▶ RECORD EXCERPTS
# # # # #

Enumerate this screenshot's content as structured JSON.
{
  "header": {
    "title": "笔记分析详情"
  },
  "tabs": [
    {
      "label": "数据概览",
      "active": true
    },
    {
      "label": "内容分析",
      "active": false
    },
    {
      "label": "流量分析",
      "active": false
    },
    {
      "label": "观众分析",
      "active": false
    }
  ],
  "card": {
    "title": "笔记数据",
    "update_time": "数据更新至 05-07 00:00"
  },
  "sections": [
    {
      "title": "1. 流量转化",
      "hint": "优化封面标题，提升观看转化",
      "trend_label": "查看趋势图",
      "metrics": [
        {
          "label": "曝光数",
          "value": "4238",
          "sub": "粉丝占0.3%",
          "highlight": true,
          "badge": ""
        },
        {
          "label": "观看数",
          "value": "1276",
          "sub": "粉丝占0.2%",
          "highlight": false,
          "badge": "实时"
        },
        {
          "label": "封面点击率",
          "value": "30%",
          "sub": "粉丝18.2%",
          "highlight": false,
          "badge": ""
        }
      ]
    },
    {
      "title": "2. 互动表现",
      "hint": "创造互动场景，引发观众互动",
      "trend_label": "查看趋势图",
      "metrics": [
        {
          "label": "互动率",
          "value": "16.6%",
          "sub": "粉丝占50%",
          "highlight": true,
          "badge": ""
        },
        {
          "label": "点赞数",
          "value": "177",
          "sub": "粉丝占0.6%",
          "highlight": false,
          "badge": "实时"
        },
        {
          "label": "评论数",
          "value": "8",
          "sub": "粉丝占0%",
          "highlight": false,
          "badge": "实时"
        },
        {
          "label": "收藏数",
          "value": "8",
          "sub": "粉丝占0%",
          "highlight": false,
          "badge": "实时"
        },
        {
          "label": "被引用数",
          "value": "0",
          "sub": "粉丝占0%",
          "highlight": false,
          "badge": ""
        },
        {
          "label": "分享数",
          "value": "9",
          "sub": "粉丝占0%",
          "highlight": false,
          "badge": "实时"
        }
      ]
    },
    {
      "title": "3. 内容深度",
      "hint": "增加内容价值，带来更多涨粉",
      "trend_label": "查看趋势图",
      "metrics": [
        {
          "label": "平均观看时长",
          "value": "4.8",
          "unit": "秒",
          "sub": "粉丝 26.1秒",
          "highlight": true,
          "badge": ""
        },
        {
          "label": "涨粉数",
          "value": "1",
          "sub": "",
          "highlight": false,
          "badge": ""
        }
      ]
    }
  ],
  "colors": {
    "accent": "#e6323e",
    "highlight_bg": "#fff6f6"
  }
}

# # # # #

▶ YOUR GOAL
Your task is to quote the listing above word for word.

▶ SOLUTION TO THIS PROBLEM
Enumerate this screenshot's content as structured JSON.
{
  "header": {
    "title": "笔记分析详情"
  },
  "tabs": [
    {
      "label": "数据概览",
      "active": true
    },
    {
      "label": "内容分析",
      "active": false
    },
    {
      "label": "流量分析",
      "active": false
    },
    {
      "label": "观众分析",
      "active": false
    }
  ],
  "card": {
    "title": "笔记数据",
    "update_time": "数据更新至 05-07 00:00"
  },
  "sections": [
    {
      "title": "1. 流量转化",
      "hint": "优化封面标题，提升观看转化",
      "trend_label": "查看趋势图",
      "metrics": [
        {
          "label": "曝光数",
          "value": "4238",
          "sub": "粉丝占0.3%",
          "highlight": true,
          "badge": ""
        },
        {
          "label": "观看数",
          "value": "1276",
          "sub": "粉丝占0.2%",
          "highlight": false,
          "badge": "实时"
        },
        {
          "label": "封面点击率",
          "value": "30%",
          "sub": "粉丝18.2%",
          "highlight": false,
          "badge": ""
        }
      ]
    },
    {
      "title": "2. 互动表现",
      "hint": "创造互动场景，引发观众互动",
      "trend_label": "查看趋势图",
      "metrics": [
        {
          "label": "互动率",
          "value": "16.6%",
          "sub": "粉丝占50%",
          "highlight": true,
          "badge": ""
        },
        {
          "label": "点赞数",
          "value": "177",
          "sub": "粉丝占0.6%",
          "highlight": false,
          "badge": "实时"
        },
        {
          "label": "评论数",
          "value": "8",
          "sub": "粉丝占0%",
          "highlight": false,
          "badge": "实时"
        },
        {
          "label": "收藏数",
          "value": "8",
          "sub": "粉丝占0%",
          "highlight": false,
          "badge": "实时"
        },
        {
          "label": "被引用数",
          "value": "0",
          "sub": "粉丝占0%",
          "highlight": false,
          "badge": ""
        },
        {
          "label": "分享数",
          "value": "9",
          "sub": "粉丝占0%",
          "highlight": false,
          "badge": "实时"
        }
      ]
    },
    {
      "title": "3. 内容深度",
      "hint": "增加内容价值，带来更多涨粉",
      "trend_label": "查看趋势图",
      "metrics": [
        {
          "label": "平均观看时长",
          "value": "4.8",
          "unit": "秒",
          "sub": "粉丝 26.1秒",
          "highlight": true,
          "badge": ""
        },
        {
          "label": "涨粉数",
          "value": "1",
          "sub": "",
          "highlight": false,
          "badge": ""
        }
      ]
    }
  ],
  "colors": {
    "accent": "#e6323e",
    "highlight_bg": "#fff6f6"
  }
}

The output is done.